Exercise task
Without omitting anything, return the records precisely as given.

Data supplied
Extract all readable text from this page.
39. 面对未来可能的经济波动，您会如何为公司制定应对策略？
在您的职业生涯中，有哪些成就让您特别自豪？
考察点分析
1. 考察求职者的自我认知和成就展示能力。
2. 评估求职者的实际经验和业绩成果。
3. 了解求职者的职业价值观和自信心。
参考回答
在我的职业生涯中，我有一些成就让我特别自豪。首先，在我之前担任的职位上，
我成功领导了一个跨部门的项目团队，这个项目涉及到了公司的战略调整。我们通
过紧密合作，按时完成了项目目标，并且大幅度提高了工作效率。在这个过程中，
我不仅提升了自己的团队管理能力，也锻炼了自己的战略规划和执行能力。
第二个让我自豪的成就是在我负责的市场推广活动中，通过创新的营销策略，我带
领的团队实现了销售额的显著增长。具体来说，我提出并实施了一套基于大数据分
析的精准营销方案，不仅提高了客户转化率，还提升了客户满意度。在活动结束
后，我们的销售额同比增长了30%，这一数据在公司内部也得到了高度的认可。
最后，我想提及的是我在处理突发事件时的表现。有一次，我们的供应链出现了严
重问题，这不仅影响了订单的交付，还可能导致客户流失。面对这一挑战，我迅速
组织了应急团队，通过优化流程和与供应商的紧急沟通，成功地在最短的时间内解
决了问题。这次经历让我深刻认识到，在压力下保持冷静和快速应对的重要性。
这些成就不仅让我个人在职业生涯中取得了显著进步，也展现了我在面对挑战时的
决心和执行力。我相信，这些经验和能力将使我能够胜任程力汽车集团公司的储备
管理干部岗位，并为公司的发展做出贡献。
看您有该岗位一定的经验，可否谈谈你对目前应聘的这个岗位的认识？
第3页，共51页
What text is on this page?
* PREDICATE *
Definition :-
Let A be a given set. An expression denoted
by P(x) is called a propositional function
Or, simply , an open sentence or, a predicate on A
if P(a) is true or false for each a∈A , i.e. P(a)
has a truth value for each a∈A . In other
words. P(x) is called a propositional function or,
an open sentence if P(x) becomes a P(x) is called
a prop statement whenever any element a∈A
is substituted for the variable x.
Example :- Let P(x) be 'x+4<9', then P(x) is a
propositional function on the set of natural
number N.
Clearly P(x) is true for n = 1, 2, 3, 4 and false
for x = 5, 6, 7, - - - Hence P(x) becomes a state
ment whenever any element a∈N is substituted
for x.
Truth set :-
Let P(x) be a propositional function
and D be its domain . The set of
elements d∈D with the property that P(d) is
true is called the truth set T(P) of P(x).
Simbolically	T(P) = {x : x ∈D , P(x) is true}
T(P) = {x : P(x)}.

The solution
Extract all readable text from this page.
39. 面对未来可能的经济波动，您会如何为公司制定应对策略？
在您的职业生涯中，有哪些成就让您特别自豪？
考察点分析
1. 考察求职者的自我认知和成就展示能力。
2. 评估求职者的实际经验和业绩成果。
3. 了解求职者的职业价值观和自信心。
参考回答
在我的职业生涯中，我有一些成就让我特别自豪。首先，在我之前担任的职位上，
我成功领导了一个跨部门的项目团队，这个项目涉及到了公司的战略调整。我们通
过紧密合作，按时完成了项目目标，并且大幅度提高了工作效率。在这个过程中，
我不仅提升了自己的团队管理能力，也锻炼了自己的战略规划和执行能力。
第二个让我自豪的成就是在我负责的市场推广活动中，通过创新的营销策略，我带
领的团队实现了销售额的显著增长。具体来说，我提出并实施了一套基于大数据分
析的精准营销方案，不仅提高了客户转化率，还提升了客户满意度。在活动结束
后，我们的销售额同比增长了30%，这一数据在公司内部也得到了高度的认可。
最后，我想提及的是我在处理突发事件时的表现。有一次，我们的供应链出现了严
重问题，这不仅影响了订单的交付，还可能导致客户流失。面对这一挑战，我迅速
组织了应急团队，通过优化流程和与供应商的紧急沟通，成功地在最短的时间内解
决了问题。这次经历让我深刻认识到，在压力下保持冷静和快速应对的重要性。
这些成就不仅让我个人在职业生涯中取得了显著进步，也展现了我在面对挑战时的
决心和执行力。我相信，这些经验和能力将使我能够胜任程力汽车集团公司的储备
管理干部岗位，并为公司的发展做出贡献。
看您有该岗位一定的经验，可否谈谈你对目前应聘的这个岗位的认识？
第3页，共51页
What text is on this page?
* PREDICATE *
Definition :-
Let A be a given set. An expression denoted
by P(x) is called a propositional function
Or, simply , an open sentence or, a predicate on A
if P(a) is true or false for each a∈A , i.e. P(a)
has a truth value for each a∈A . In other
words. P(x) is called a propositional function or,
an open sentence if P(x) becomes a P(x) is called
a prop statement whenever any element a∈A
is substituted for the variable x.
Example :- Let P(x) be 'x+4<9', then P(x) is a
propositional function on the set of natural
number N.
Clearly P(x) is true for n = 1, 2, 3, 4 and false
for x = 5, 6, 7, - - - Hence P(x) becomes a state
ment whenever any element a∈N is substituted
for x.
Truth set :-
Let P(x) be a propositional function
and D be its domain . The set of
elements d∈D with the property that P(d) is
true is called the truth set T(P) of P(x).
Simbolically	T(P) = {x : x ∈D , P(x) is true}
T(P) = {x : P(x)}.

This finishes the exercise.